Information supplied -
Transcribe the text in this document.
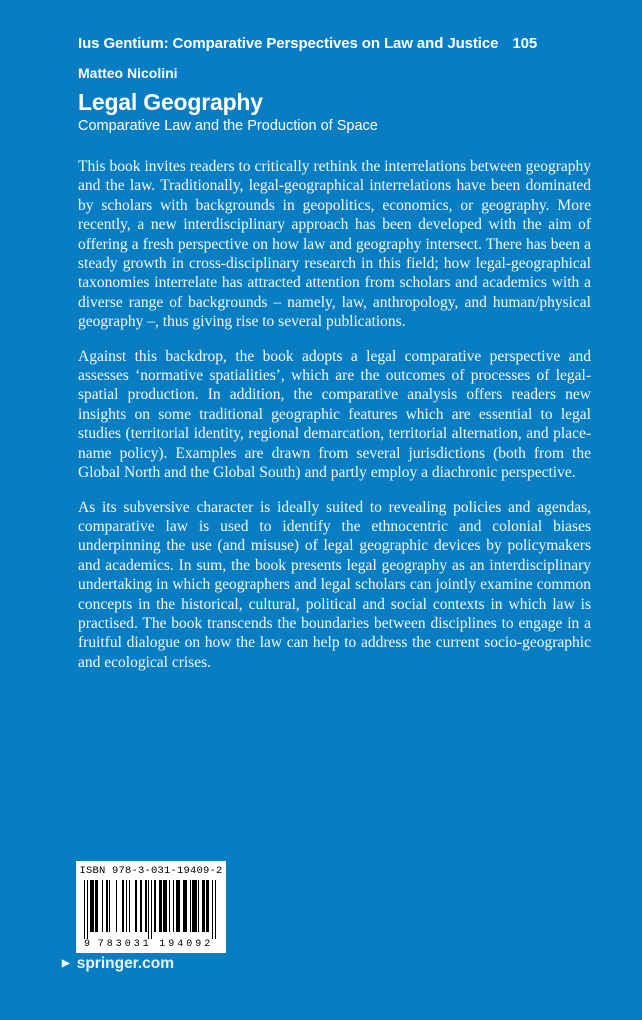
Ius Gentium: Comparative Perspectives on Law and Justice 105
Matteo Nicolini
Legal Geography
Comparative Law and the Production of Space

This book invites readers to critically rethink the interrelations between geography and the law. Traditionally, legal-geographical interrelations have been dominated by scholars with backgrounds in geopolitics, economics, or geography. More recently, a new interdisciplinary approach has been developed with the aim of offering a fresh perspective on how law and geography intersect. There has been a steady growth in cross-disciplinary research in this field; how legal-geographical taxonomies interrelate has attracted attention from scholars and academics with a diverse range of backgrounds – namely, law, anthropology, and human/physical geography –, thus giving rise to several publications.

Against this backdrop, the book adopts a legal comparative perspective and assesses ‘normative spatialities’, which are the outcomes of processes of legal-spatial production. In addition, the comparative analysis offers readers new insights on some traditional geographic features which are essential to legal studies (territorial identity, regional demarcation, territorial alternation, and place-name policy). Examples are drawn from several jurisdictions (both from the Global North and the Global South) and partly employ a diachronic perspective.

As its subversive character is ideally suited to revealing policies and agendas, comparative law is used to identify the ethnocentric and colonial biases underpinning the use (and misuse) of legal geographic devices by policymakers and academics. In sum, the book presents legal geography as an interdisciplinary undertaking in which geographers and legal scholars can jointly examine common concepts in the historical, cultural, political and social contexts in which law is practised. The book transcends the boundaries between disciplines to engage in a fruitful dialogue on how the law can help to address the current socio-geographic and ecological crises.

ISBN 978-3-031-19409-2
9 783031 194092
▶ springer.com
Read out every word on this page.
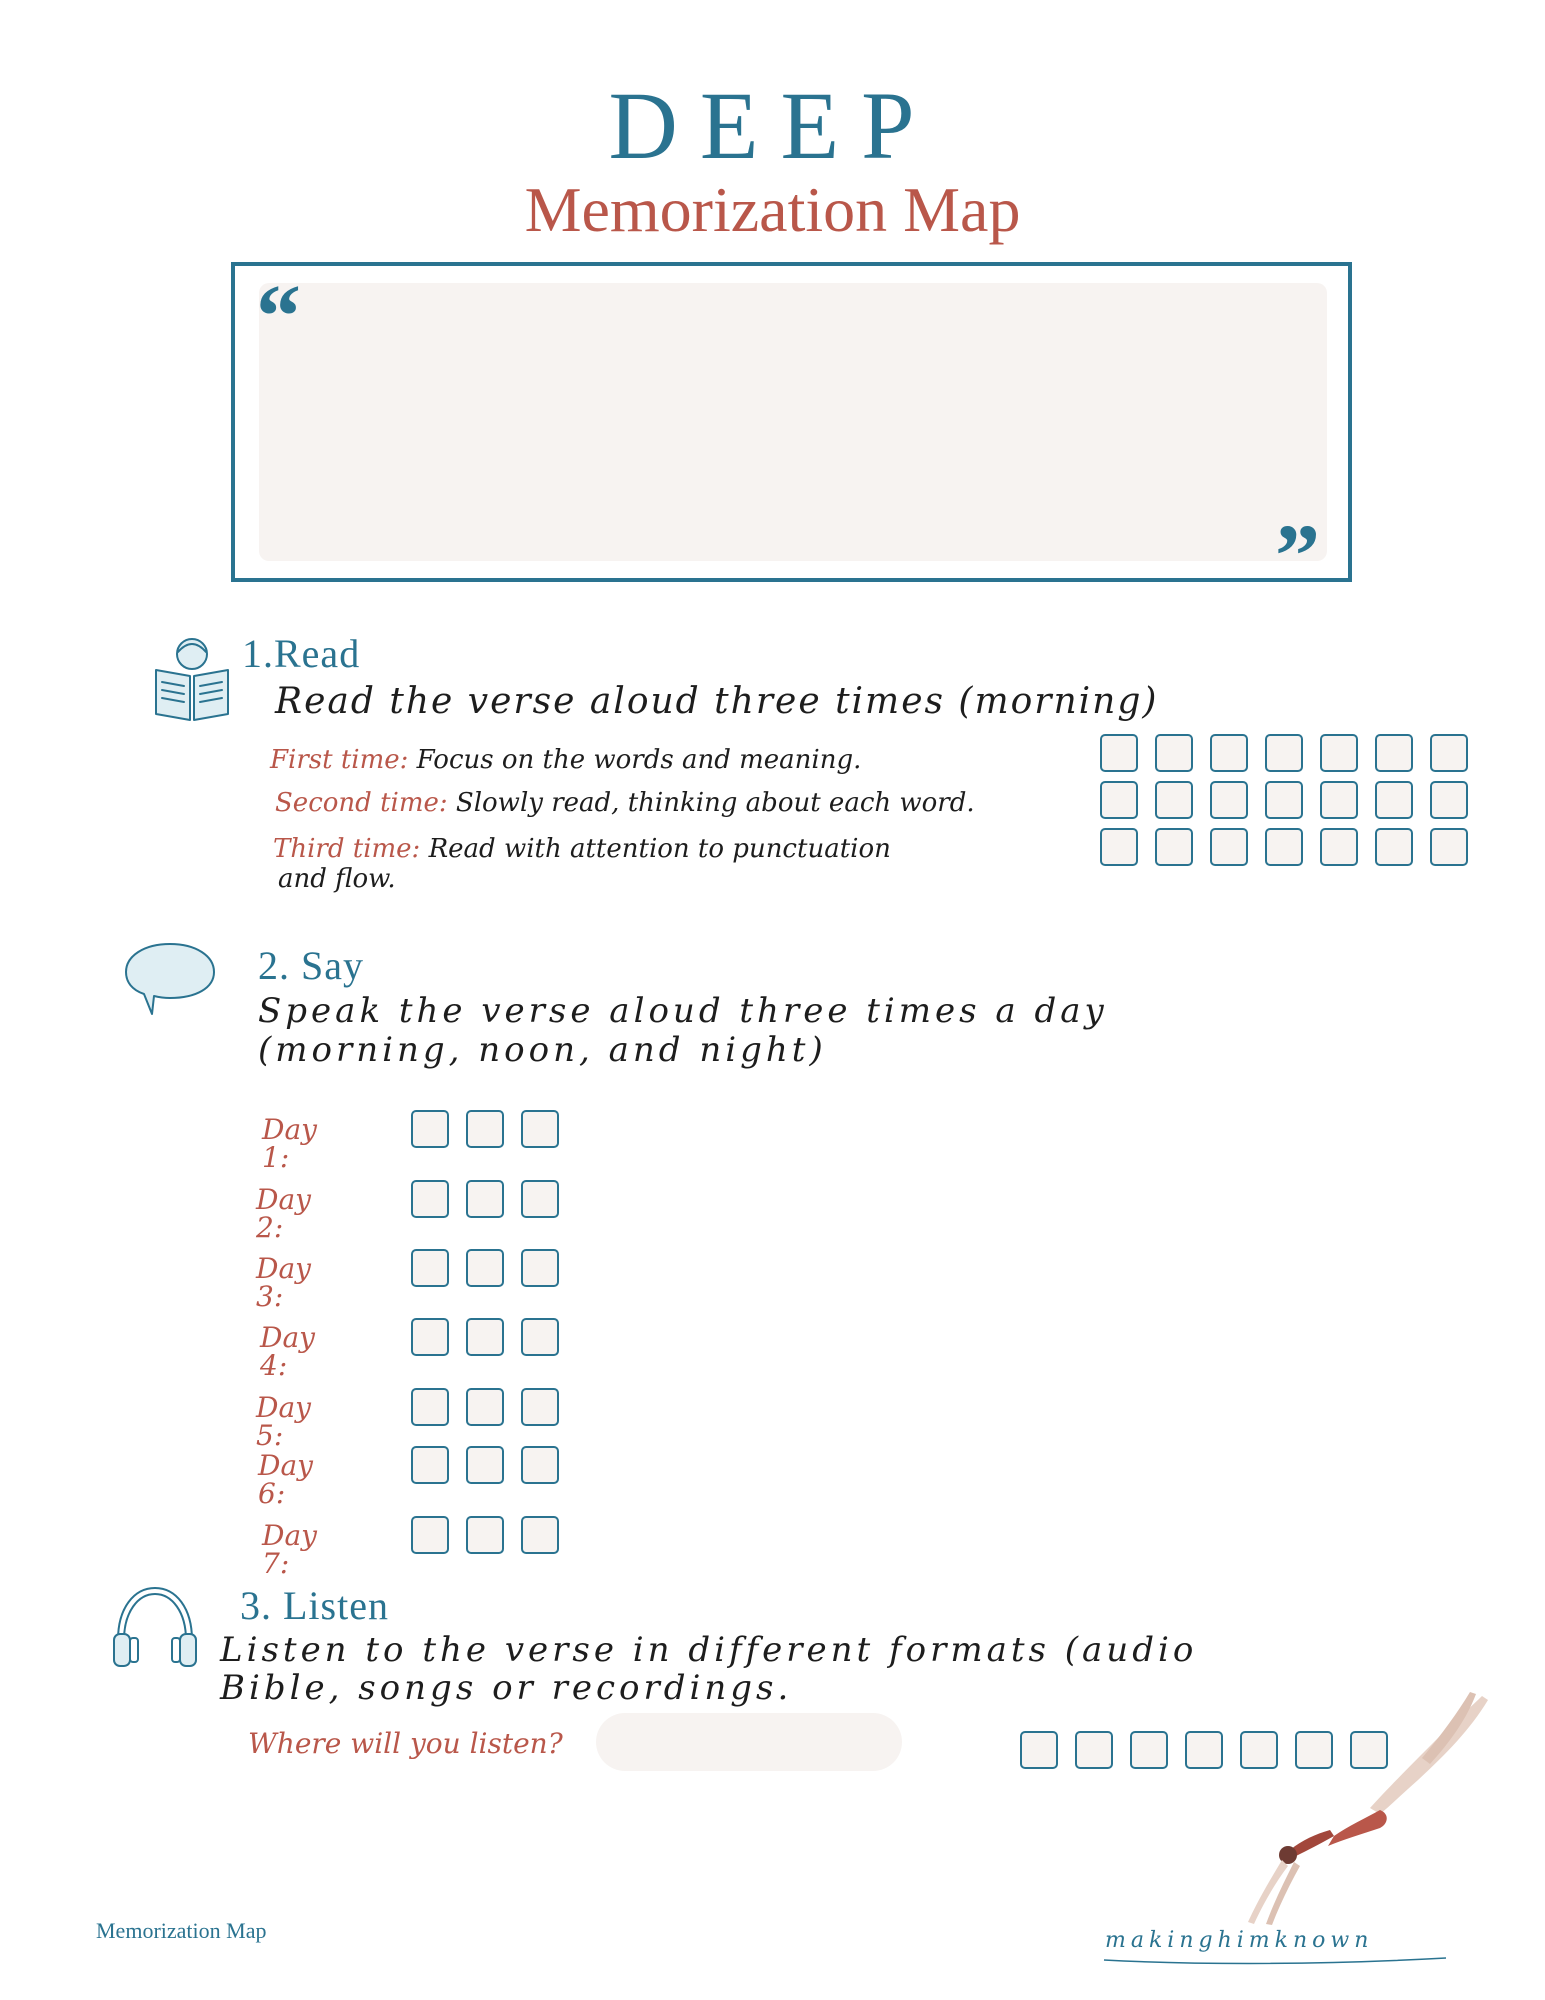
DEEP
Memorization Map
“
”
1.Read
Read the verse aloud three times (morning)
First time: Focus on the words and meaning.
Second time: Slowly read, thinking about each word.
Third time: Read with attention to punctuation
and flow.
2. Say
Speak the verse aloud three times a day
(morning, noon, and night)
Day 1:
Day 2:
Day 3:
Day 4:
Day 5:
Day 6:
Day 7:
3. Listen
Listen to the verse in different formats (audio
Bible, songs or recordings.
Where will you listen?
Memorization Map	makinghimknown
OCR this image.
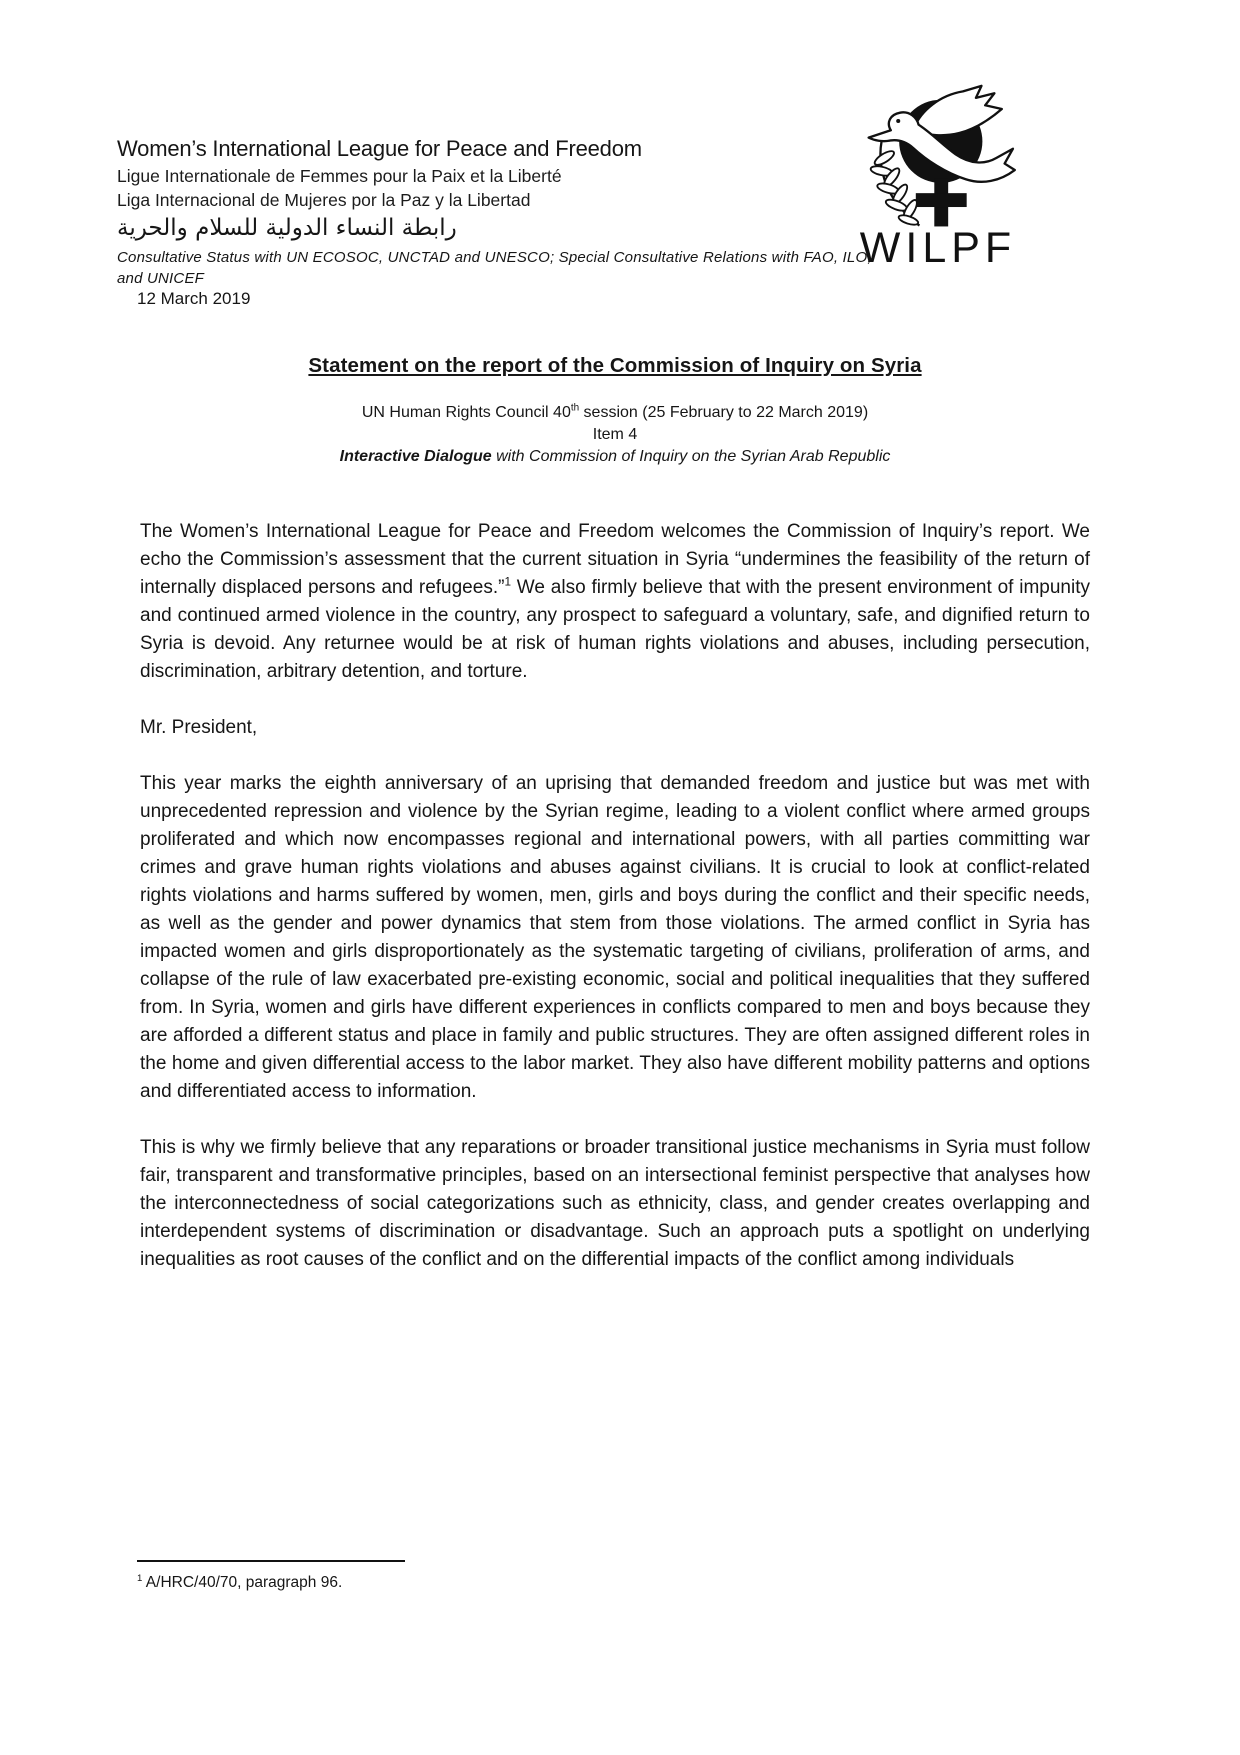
Women’s International League for Peace and Freedom
Ligue Internationale de Femmes pour la Paix et la Liberté
Liga Internacional de Mujeres por la Paz y la Libertad
رابطة النساء الدولية للسلام والحرية
Consultative Status with UN ECOSOC, UNCTAD and UNESCO; Special Consultative Relations with FAO, ILO, and UNICEF
WILPF
12 March 2019
Statement on the report of the Commission of Inquiry on Syria
UN Human Rights Council 40th session (25 February to 22 March 2019)
Item 4
Interactive Dialogue with Commission of Inquiry on the Syrian Arab Republic

The Women’s International League for Peace and Freedom welcomes the Commission of Inquiry’s report. We echo the Commission’s assessment that the current situation in Syria “undermines the feasibility of the return of internally displaced persons and refugees.”$^1$ We also firmly believe that with the present environment of impunity and continued armed violence in the country, any prospect to safeguard a voluntary, safe, and dignified return to Syria is devoid. Any returnee would be at risk of human rights violations and abuses, including persecution, discrimination, arbitrary detention, and torture.

Mr. President,

This year marks the eighth anniversary of an uprising that demanded freedom and justice but was met with unprecedented repression and violence by the Syrian regime, leading to a violent conflict where armed groups proliferated and which now encompasses regional and international powers, with all parties committing war crimes and grave human rights violations and abuses against civilians. It is crucial to look at conflict-related rights violations and harms suffered by women, men, girls and boys during the conflict and their specific needs, as well as the gender and power dynamics that stem from those violations. The armed conflict in Syria has impacted women and girls disproportionately as the systematic targeting of civilians, proliferation of arms, and collapse of the rule of law exacerbated pre-existing economic, social and political inequalities that they suffered from. In Syria, women and girls have different experiences in conflicts compared to men and boys because they are afforded a different status and place in family and public structures. They are often assigned different roles in the home and given differential access to the labor market. They also have different mobility patterns and options and differentiated access to information.

This is why we firmly believe that any reparations or broader transitional justice mechanisms in Syria must follow fair, transparent and transformative principles, based on an intersectional feminist perspective that analyses how the interconnectedness of social categorizations such as ethnicity, class, and gender creates overlapping and interdependent systems of discrimination or disadvantage. Such an approach puts a spotlight on underlying inequalities as root causes of the conflict and on the differential impacts of the conflict among individuals

$^1$ A/HRC/40/70, paragraph 96.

Request - Go through the records. Copy each line where "morning" appears.

Answer to the problem -
Read the verse aloud three times (morning)
(morning, noon, and night)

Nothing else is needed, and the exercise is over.